Every record must be repeated exactly, with no omission.

BEGIN RECORDS FOR THE TASK

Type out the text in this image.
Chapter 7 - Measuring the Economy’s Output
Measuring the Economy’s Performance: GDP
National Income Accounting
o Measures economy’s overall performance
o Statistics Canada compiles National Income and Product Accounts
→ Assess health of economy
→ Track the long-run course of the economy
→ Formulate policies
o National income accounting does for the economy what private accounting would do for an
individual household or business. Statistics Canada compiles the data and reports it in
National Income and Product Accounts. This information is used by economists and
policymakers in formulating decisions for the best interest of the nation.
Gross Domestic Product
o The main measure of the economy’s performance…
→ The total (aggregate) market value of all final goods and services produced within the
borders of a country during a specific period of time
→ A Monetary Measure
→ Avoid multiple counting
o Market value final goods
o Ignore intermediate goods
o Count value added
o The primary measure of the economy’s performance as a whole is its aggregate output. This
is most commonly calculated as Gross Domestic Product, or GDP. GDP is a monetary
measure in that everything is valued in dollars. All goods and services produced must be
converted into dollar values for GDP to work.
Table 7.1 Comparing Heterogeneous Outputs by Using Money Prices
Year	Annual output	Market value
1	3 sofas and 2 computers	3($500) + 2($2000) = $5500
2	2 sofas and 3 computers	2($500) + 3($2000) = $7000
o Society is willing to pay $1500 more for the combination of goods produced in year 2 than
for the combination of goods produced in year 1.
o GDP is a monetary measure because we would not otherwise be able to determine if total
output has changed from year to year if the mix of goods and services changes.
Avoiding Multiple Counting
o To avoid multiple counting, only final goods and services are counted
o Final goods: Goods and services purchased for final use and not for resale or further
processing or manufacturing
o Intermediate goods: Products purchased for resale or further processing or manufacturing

END RECORDS FOR THE TASK

→ **WORKED ANSWER**
Type out the text in this image.
Chapter 7 - Measuring the Economy’s Output
Measuring the Economy’s Performance: GDP
National Income Accounting
o Measures economy’s overall performance
o Statistics Canada compiles National Income and Product Accounts
→ Assess health of economy
→ Track the long-run course of the economy
→ Formulate policies
o National income accounting does for the economy what private accounting would do for an
individual household or business. Statistics Canada compiles the data and reports it in
National Income and Product Accounts. This information is used by economists and
policymakers in formulating decisions for the best interest of the nation.
Gross Domestic Product
o The main measure of the economy’s performance…
→ The total (aggregate) market value of all final goods and services produced within the
borders of a country during a specific period of time
→ A Monetary Measure
→ Avoid multiple counting
o Market value final goods
o Ignore intermediate goods
o Count value added
o The primary measure of the economy’s performance as a whole is its aggregate output. This
is most commonly calculated as Gross Domestic Product, or GDP. GDP is a monetary
measure in that everything is valued in dollars. All goods and services produced must be
converted into dollar values for GDP to work.
Table 7.1 Comparing Heterogeneous Outputs by Using Money Prices
Year	Annual output	Market value
1	3 sofas and 2 computers	3($500) + 2($2000) = $5500
2	2 sofas and 3 computers	2($500) + 3($2000) = $7000
o Society is willing to pay $1500 more for the combination of goods produced in year 2 than
for the combination of goods produced in year 1.
o GDP is a monetary measure because we would not otherwise be able to determine if total
output has changed from year to year if the mix of goods and services changes.
Avoiding Multiple Counting
o To avoid multiple counting, only final goods and services are counted
o Final goods: Goods and services purchased for final use and not for resale or further
processing or manufacturing
o Intermediate goods: Products purchased for resale or further processing or manufacturing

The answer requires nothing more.